■ **WORK INSTRUCTIONS**:
(1) In the bidirectional IIR filter thread, what must the total length of the filter's impulse response be less than?
(2) Write the next part of the bidirectional IIR filter forum thread, picking up after its final post.

Bidirectional IIR filter

[KG_is_back]

An update to older project posted on SM forum. The reverse filter is optimized now in a single assembly block. The sound gets loaded to second half of input buffer, once the half is full it is passed through filters and saved to one of the output buffers. the two output buffers are then read (with 50% offset) and summed to output. I had to sacrifice double precision math within the filter, but that shouldn't matter at all - actually the performance should be even better now. only disadvantage is, that the filters can not be turned off - they are running even if set to off. That can easily be fixed though...

for those who didn't saw it on SM forum, it is a linear phase filter - it filters segments of sound forward and backward to achieve double amplitude response with zero phase response (so the filters are basically 4th-order filters).

Frequency slider is horizontal and logaritmic scaled and you can type in the frequency by double click. Q and gain sliders are vertical and also can be typed in by doubleclicking. all of them can be reset by double-right-click and draging while holding shift is fine tuning.

hope you enjoy it and let me know what you think.

[RJHollins]

only had a moment to take a peek at this ...

WOW ... this is some seriously good work !

Hope to get some time to listen with it ... but man, what a nice GUI interface !

Thanks for letting us see this !

[Tronic]

There seems to be a problem, if you analyze it with a square wave,
set the filter with only a low pass at 35Hz, you will see that the result is not what you hoped for.

[KG_is_back]

There seems to be a problem, if you analyze it with a square wave,
set the filter with only a low pass at 35Hz, you will see that the result is not what you hoped for.

Oh, I forgot to mention this! ...the total length of impulse response of the filter must be less then half the buffersize. Avoid using low cutoffs and high Qs ass they result in longer IR. Or Increase Buffer (bottom right corner), however that will also increase the latency.
Second half of the buffer is filled with signal and when its full it is filtered in backwards. If your IR is longer than the half of the buffersize the part that would be beyond the start of the buffer will simply not be computed. Result is that two following buffers will not joint together and clicks occur.

[martinvicanek]

Impressive!

[KG_is_back]

I'm planing to add another feature - IR checking module. It will use one of the mono4 channels and will send impulses periodically. then it will record the IR in sync with those impulses. The impulse will show up on the GUI, will be savable as a wav file and will be colored red, if the length exceeds allowed buffer boundaries - noticing you to increase buffer or use different settings.

■ **SUPPLIED DATA**:
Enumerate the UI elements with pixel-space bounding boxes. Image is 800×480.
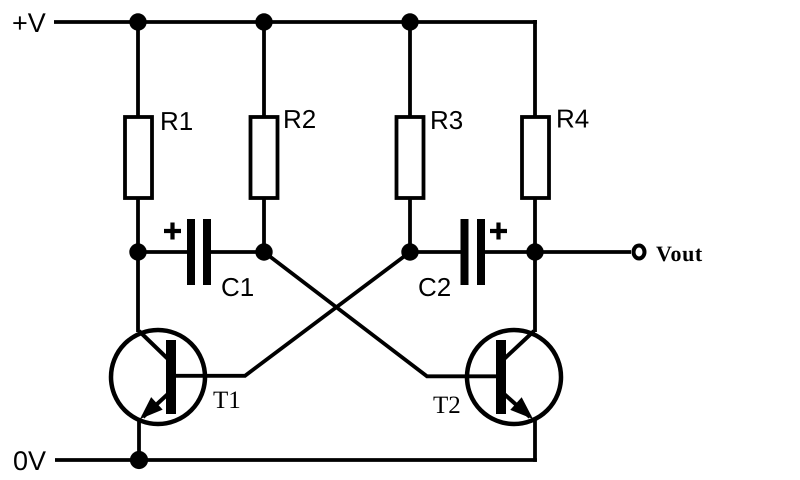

■ **EXERCISE RESULTS**:
(1) Half the buffer size.

(2)
One problem of this EQ is that it is not automatible. When the cieficients are changing they are adjusting the forward filter smoothly, but the backward filter is computed periodically at buffer boundaries - not sample by sample. One way to fix this would be to record the coefficients for each sample and then call them up in backwards for the reverse filtering - so the order will be right. Another is to create two parallel streams. Every time the coefficients change they will change only on one stream and they will crossfade one to each other, so the transition will be smooth. That would be much simpler to implement and much CPU-friendly.

[steph_tsf]

Hello, I went googling about Bidirectional IIR Filters. I found http://www.analog.com/static/imported-f ... k_Ch19.pdf. This is from Steven W. Smith "The Scientist and Engineer's Guide to Digital Signal Processing" chapter 19. A Linear Phase response results from IIR filtering the signal in the forward direction and then IIR filtering again in the reverse direction. In fact, any recursive filter can be converted to zero phase with this bidirectional filtering technique.

From my understanding, in principle, Bidirectional IIR Filtering only applies to offline processing.

Let me illustrate this. Say you want to filter a MP3 song, using the Bidirectional IIR technique. First of all, you will convert the whole MP3 song into linear PCM data. When the whole linear PCM data gets available, you need to IIR filter the signal in the forward direction and then IIR filter again in the reverse direction. In other words, you only can start playing the filtered song, after having done all this. The whole file needs to be delivered and filtered, before you can play the filtered version. This is offline processing. You can't do this online, like on streamed audio.

Now, tell me, do you "chop" the audio in "buffers", applying Bidirectional IIR Filtering on consecutive "buffers"? What about boundary effects? Are there audible differences, or audible artifacts when changing the "buffer" size?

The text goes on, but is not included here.